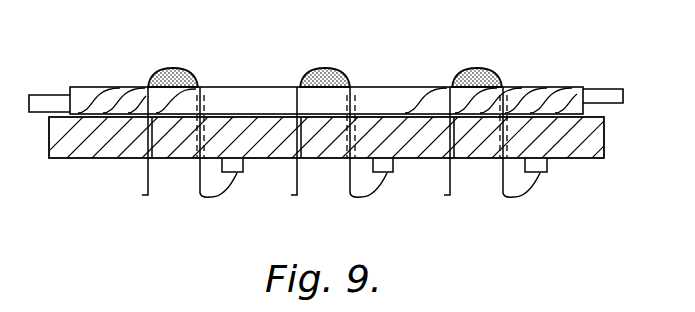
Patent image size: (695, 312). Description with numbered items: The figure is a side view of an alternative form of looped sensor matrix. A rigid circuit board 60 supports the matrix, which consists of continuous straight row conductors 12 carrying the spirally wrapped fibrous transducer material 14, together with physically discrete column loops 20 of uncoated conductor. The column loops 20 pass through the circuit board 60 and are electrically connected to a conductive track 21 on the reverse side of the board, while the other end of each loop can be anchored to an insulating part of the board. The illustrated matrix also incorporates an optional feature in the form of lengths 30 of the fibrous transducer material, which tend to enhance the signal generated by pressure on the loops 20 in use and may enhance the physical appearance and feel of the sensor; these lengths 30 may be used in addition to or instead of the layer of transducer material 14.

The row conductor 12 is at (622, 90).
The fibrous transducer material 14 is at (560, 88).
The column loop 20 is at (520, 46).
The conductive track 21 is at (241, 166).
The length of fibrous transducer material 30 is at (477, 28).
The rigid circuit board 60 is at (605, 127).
* * *
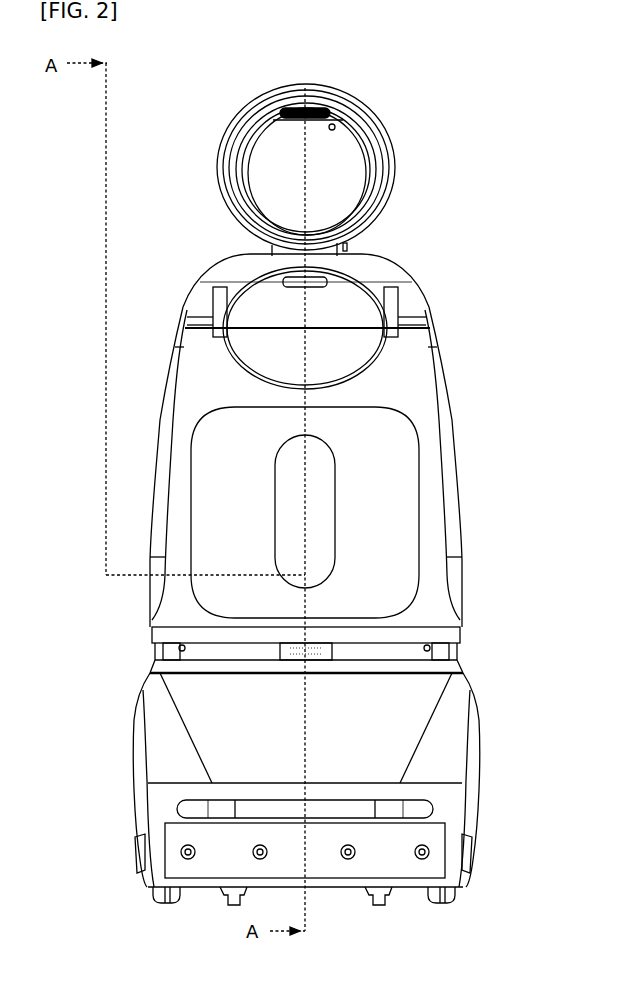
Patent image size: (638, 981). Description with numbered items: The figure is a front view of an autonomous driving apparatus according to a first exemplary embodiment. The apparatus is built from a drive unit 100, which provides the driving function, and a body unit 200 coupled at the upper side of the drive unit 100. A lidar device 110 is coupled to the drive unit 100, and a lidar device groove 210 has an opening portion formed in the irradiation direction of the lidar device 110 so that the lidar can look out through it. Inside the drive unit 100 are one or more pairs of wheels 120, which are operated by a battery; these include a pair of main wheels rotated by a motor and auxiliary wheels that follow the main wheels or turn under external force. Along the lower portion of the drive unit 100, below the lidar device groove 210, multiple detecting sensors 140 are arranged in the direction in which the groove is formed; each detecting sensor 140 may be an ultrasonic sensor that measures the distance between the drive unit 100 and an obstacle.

• What you need to do: Identify every line in the items above that contains the word "these", and copy each of those lines. Case counts.

• Task answer:
Patent image size: (695, 312). Description with numbered items: The figure is a side view of an alternative form of looped sensor matrix. A rigid circuit board 60 supports the matrix, which consists of continuous straight row conductors 12 carrying the spirally wrapped fibrous transducer material 14, together with physically discrete column loops 20 of uncoated conductor. The column loops 20 pass through the circuit board 60 and are electrically connected to a conductive track 21 on the reverse side of the board, while the other end of each loop can be anchored to an insulating part of the board. The illustrated matrix also incorporates an optional feature in the form of lengths 30 of the fibrous transducer material, which tend to enhance the signal generated by pressure on the loops 20 in use and may enhance the physical appearance and feel of the sensor; these lengths 30 may be used in addition to or instead of the layer of transducer material 14.
Patent image size: (638, 981). Description with numbered items: The figure is a front view of an autonomous driving apparatus according to a first exemplary embodiment. The apparatus is built from a drive unit 100, which provides the driving function, and a body unit 200 coupled at the upper side of the drive unit 100. A lidar device 110 is coupled to the drive unit 100, and a lidar device groove 210 has an opening portion formed in the irradiation direction of the lidar device 110 so that the lidar can look out through it. Inside the drive unit 100 are one or more pairs of wheels 120, which are operated by a battery; these include a pair of main wheels rotated by a motor and auxiliary wheels that follow the main wheels or turn under external force. Along the lower portion of the drive unit 100, below the lidar device groove 210, multiple detecting sensors 140 are arranged in the direction in which the groove is formed; each detecting sensor 140 may be an ultrasonic sensor that measures the distance between the drive unit 100 and an obstacle.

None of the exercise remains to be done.